[Saved entries]
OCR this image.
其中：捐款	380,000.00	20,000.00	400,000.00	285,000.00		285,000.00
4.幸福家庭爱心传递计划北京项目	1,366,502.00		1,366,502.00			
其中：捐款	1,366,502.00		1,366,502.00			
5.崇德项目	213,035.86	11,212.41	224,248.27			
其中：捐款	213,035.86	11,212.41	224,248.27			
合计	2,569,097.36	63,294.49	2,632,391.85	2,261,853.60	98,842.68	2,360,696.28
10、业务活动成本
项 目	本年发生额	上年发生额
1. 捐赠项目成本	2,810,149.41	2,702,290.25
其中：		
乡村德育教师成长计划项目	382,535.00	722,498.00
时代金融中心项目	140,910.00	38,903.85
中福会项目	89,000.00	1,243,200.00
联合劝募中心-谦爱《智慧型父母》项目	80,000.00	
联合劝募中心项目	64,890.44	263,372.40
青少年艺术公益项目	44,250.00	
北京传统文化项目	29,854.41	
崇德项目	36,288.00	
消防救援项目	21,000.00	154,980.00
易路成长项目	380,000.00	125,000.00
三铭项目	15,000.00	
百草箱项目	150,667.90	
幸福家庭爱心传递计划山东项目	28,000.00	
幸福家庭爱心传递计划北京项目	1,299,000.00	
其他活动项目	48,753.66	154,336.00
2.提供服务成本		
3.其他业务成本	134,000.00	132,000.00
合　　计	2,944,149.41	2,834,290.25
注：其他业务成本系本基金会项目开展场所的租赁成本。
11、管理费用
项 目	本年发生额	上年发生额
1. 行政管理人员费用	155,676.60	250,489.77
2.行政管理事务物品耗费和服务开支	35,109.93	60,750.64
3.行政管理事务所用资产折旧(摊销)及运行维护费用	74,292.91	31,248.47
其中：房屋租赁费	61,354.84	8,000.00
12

● **What is required**: Your task is to quote all of the data word for word.

● **Solution to this problem**:
OCR this image.
其中：捐款	380,000.00	20,000.00	400,000.00	285,000.00		285,000.00
4.幸福家庭爱心传递计划北京项目	1,366,502.00		1,366,502.00			
其中：捐款	1,366,502.00		1,366,502.00			
5.崇德项目	213,035.86	11,212.41	224,248.27			
其中：捐款	213,035.86	11,212.41	224,248.27			
合计	2,569,097.36	63,294.49	2,632,391.85	2,261,853.60	98,842.68	2,360,696.28
10、业务活动成本
项 目	本年发生额	上年发生额
1. 捐赠项目成本	2,810,149.41	2,702,290.25
其中：		
乡村德育教师成长计划项目	382,535.00	722,498.00
时代金融中心项目	140,910.00	38,903.85
中福会项目	89,000.00	1,243,200.00
联合劝募中心-谦爱《智慧型父母》项目	80,000.00	
联合劝募中心项目	64,890.44	263,372.40
青少年艺术公益项目	44,250.00	
北京传统文化项目	29,854.41	
崇德项目	36,288.00	
消防救援项目	21,000.00	154,980.00
易路成长项目	380,000.00	125,000.00
三铭项目	15,000.00	
百草箱项目	150,667.90	
幸福家庭爱心传递计划山东项目	28,000.00	
幸福家庭爱心传递计划北京项目	1,299,000.00	
其他活动项目	48,753.66	154,336.00
2.提供服务成本		
3.其他业务成本	134,000.00	132,000.00
合　　计	2,944,149.41	2,834,290.25
注：其他业务成本系本基金会项目开展场所的租赁成本。
11、管理费用
项 目	本年发生额	上年发生额
1. 行政管理人员费用	155,676.60	250,489.77
2.行政管理事务物品耗费和服务开支	35,109.93	60,750.64
3.行政管理事务所用资产折旧(摊销)及运行维护费用	74,292.91	31,248.47
其中：房屋租赁费	61,354.84	8,000.00
12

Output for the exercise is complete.